-------- Data records --------
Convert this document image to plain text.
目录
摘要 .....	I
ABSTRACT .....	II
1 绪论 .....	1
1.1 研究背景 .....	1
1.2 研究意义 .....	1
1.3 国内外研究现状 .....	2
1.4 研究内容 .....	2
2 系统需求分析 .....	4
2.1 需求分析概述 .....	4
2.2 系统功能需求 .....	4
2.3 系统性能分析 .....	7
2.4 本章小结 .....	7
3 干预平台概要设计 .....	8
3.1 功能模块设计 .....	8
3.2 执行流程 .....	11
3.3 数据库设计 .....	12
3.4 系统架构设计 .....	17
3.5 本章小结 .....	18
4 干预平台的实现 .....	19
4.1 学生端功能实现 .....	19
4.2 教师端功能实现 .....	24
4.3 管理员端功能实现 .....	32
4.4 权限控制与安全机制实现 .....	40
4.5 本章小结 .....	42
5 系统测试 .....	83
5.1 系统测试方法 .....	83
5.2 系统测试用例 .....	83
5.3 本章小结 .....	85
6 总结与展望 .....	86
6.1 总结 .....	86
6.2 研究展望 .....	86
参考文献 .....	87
--------
**Aim**
Locate all lines that include the word "本章小结" and copy them out.

**Output of the task**
2.4 本章小结 .....	7
3.5 本章小结 .....	18
4.5 本章小结 .....	42
5.3 本章小结 .....	85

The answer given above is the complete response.